** START Document **

Preferably, the locking pliers comprises a second spring for biasing the jaw axis towards the jaw axis supports. The second spring may assist engagement between the jaw axis and jaw axis supports. Displacement of the jaw axis from one jaw axis support to another normally only occurs when positively selected by the operator. The biasing force of the second spring may be optimized for this purpose.
Preferably, the jaw axis is on the movable jaw and the jaw axis supports are on the stationary assembly. This provides a compact design of locking pliers. The jaw axis may be located on the top, or apex, of the movable jaw and be displaceable within a range jaw axis supports defined by the body of the stationary assembly, for example.
Preferably, each jaw axis support is a notch and wherein the notches are connected by a track. A track with notches may be formed in sheet metal or machined into a solid material. This facilitates a wide variety of choices of material.
Preferably, the track is orientated to resist movement of the jaw axis between the notches. For example, the track may be inclined with respect to latch lock mechanism so as to frustrate unintentional displacement of the jaw axis from a notch.
Preferably, a side of the track is shaped to facilitate movement of the jaw axis between the notches. For example, the side may be smooth facilitate intentional displacement of the jaw axis between notches.
Preferably, the movable jaw is slidable between opposite sides of the stationary assembly and wherein the track comprises a pair of mutually aligned notched windows each notched window being in a respective opposite side of the stationary assembly. The notched windows are easily formed in sheet metal like that which may be used for a U-shaped upper stationary assembly. The opposite sides of the stationary assembly provide an inner channel to guide the movable jaw and an exterior that may be comfortably gripped by an operator.
Preferably, the locking pliers further comprises a third spring tending to bias the clamping relief of the trigger towards engagement with the clamping relief of the actuation rod. The third spring provides automatic operation of the latch lock mechanism.
Preferably, the clamping relief of the trigger comprises a first tooth and the clamping relief of the actuation rod comprises a second tooth.
Preferably, the trigger is immobilized with respect to the operating lever in all positions of the latch lock mechanism other than the engagement position of the first and second teeth. This provides smooth operation of the latch lock mechanism.
Preferably, the trigger is pivotally mounted on the operating lever. This provides reliable and ergonomic operation with minimum moving parts.

** END Document **

- Work to complete: Write out everything in the locking pliers text from "Preferably, the locking pliers further" down to "a second tooth.", word for word.

** START Material provided **

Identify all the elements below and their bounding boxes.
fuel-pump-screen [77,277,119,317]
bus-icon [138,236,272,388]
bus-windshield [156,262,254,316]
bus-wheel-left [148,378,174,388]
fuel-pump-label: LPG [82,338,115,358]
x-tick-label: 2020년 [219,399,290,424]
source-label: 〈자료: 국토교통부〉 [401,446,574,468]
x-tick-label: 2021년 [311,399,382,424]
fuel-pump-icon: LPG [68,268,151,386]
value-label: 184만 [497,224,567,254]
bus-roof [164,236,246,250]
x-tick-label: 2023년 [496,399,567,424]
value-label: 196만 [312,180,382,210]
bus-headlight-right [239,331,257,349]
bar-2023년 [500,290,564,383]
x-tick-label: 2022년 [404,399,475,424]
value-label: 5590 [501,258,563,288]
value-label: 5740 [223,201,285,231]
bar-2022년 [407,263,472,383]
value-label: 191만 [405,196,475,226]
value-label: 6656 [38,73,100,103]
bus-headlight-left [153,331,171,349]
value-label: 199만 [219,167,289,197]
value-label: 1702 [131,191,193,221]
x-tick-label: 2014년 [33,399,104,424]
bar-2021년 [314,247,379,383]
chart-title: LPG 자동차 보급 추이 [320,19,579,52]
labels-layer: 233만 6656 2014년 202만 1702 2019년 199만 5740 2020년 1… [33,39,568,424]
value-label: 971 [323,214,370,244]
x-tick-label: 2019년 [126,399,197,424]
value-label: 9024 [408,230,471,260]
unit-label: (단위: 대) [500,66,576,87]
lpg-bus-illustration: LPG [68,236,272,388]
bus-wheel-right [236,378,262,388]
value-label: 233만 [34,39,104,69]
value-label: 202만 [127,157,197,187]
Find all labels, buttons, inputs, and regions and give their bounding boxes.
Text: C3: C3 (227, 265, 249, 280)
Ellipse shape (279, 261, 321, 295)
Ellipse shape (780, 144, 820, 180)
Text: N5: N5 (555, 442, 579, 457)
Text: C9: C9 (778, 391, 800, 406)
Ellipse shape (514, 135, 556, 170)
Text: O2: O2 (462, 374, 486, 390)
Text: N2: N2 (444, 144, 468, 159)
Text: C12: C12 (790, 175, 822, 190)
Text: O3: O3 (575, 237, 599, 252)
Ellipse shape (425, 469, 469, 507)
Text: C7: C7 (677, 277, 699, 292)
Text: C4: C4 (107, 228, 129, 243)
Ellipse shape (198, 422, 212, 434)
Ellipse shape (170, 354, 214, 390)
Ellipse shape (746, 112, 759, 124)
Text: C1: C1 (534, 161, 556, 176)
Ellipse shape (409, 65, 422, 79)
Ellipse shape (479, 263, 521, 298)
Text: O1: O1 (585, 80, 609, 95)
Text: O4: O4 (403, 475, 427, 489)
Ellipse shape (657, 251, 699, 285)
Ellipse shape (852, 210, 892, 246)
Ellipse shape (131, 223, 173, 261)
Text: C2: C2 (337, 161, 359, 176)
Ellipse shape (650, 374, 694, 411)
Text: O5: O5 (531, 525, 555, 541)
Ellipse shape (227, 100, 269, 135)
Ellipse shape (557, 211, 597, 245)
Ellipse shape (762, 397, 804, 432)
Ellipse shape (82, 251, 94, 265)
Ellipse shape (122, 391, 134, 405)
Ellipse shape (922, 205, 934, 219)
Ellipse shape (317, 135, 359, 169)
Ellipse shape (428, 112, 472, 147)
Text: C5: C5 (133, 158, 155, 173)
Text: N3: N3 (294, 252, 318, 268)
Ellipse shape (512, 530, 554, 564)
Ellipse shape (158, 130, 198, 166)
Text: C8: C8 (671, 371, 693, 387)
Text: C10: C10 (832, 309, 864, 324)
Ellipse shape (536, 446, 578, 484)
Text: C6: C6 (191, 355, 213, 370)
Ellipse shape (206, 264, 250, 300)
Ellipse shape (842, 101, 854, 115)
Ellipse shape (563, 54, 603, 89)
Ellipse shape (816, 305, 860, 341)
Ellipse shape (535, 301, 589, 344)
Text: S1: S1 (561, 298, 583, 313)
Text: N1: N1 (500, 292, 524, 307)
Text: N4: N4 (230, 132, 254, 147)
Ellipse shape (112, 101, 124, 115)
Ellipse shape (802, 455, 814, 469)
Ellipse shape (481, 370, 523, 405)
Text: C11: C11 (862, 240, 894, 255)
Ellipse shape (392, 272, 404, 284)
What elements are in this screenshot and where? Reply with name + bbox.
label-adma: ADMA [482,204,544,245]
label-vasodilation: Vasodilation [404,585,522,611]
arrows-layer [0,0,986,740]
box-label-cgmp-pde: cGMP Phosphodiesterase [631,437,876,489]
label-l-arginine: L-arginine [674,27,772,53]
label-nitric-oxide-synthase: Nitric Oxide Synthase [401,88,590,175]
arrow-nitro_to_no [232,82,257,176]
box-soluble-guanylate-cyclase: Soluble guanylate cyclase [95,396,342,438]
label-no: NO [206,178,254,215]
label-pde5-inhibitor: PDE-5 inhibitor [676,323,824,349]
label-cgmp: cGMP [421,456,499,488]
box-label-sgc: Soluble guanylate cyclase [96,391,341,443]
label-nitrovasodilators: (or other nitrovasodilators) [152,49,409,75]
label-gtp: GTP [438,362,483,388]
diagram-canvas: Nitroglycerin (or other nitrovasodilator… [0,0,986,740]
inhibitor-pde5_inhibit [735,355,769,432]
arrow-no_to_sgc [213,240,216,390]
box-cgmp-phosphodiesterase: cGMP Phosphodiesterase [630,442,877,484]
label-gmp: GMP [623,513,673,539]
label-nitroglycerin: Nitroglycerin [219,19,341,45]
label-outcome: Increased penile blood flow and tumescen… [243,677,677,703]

** END Material provided **

- Solution to this problem:
Preferably, the locking pliers further comprises a third spring tending to bias the clamping relief of the trigger towards engagement with the clamping relief of the actuation rod. The third spring provides automatic operation of the latch lock mechanism.
Preferably, the clamping relief of the trigger comprises a first tooth and the clamping relief of the actuation rod comprises a second tooth.